*Instruction*: Produce an exact copy of all the records.

··· Data excerpts ···

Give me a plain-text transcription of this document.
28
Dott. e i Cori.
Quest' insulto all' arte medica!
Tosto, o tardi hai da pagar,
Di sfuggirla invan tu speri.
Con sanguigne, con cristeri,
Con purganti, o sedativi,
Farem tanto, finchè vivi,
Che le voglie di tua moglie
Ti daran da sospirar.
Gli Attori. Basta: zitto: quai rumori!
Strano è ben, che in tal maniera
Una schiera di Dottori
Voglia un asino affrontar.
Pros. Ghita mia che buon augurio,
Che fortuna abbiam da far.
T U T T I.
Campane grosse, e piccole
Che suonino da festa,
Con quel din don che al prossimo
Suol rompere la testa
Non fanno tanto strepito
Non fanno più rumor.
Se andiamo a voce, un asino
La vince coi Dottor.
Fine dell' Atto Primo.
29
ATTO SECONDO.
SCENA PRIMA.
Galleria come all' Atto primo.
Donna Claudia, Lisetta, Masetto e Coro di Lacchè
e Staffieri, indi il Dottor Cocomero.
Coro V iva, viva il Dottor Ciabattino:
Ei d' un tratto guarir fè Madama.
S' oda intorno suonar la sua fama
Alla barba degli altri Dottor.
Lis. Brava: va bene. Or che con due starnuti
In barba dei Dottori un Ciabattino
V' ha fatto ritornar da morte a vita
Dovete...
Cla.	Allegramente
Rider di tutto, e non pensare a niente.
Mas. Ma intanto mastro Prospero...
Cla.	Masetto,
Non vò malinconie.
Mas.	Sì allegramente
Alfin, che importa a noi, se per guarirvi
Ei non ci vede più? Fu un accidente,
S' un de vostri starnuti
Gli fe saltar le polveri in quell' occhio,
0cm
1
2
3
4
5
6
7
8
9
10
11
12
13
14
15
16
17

···

*Expected output*:
Give me a plain-text transcription of this document.
28
Dott. e i Cori.
Quest' insulto all' arte medica!
Tosto, o tardi hai da pagar,
Di sfuggirla invan tu speri.
Con sanguigne, con cristeri,
Con purganti, o sedativi,
Farem tanto, finchè vivi,
Che le voglie di tua moglie
Ti daran da sospirar.
Gli Attori. Basta: zitto: quai rumori!
Strano è ben, che in tal maniera
Una schiera di Dottori
Voglia un asino affrontar.
Pros. Ghita mia che buon augurio,
Che fortuna abbiam da far.
T U T T I.
Campane grosse, e piccole
Che suonino da festa,
Con quel din don che al prossimo
Suol rompere la testa
Non fanno tanto strepito
Non fanno più rumor.
Se andiamo a voce, un asino
La vince coi Dottor.
Fine dell' Atto Primo.
29
ATTO SECONDO.
SCENA PRIMA.
Galleria come all' Atto primo.
Donna Claudia, Lisetta, Masetto e Coro di Lacchè
e Staffieri, indi il Dottor Cocomero.
Coro V iva, viva il Dottor Ciabattino:
Ei d' un tratto guarir fè Madama.
S' oda intorno suonar la sua fama
Alla barba degli altri Dottor.
Lis. Brava: va bene. Or che con due starnuti
In barba dei Dottori un Ciabattino
V' ha fatto ritornar da morte a vita
Dovete...
Cla.	Allegramente
Rider di tutto, e non pensare a niente.
Mas. Ma intanto mastro Prospero...
Cla.	Masetto,
Non vò malinconie.
Mas.	Sì allegramente
Alfin, che importa a noi, se per guarirvi
Ei non ci vede più? Fu un accidente,
S' un de vostri starnuti
Gli fe saltar le polveri in quell' occhio,
0cm
1
2
3
4
5
6
7
8
9
10
11
12
13
14
15
16
17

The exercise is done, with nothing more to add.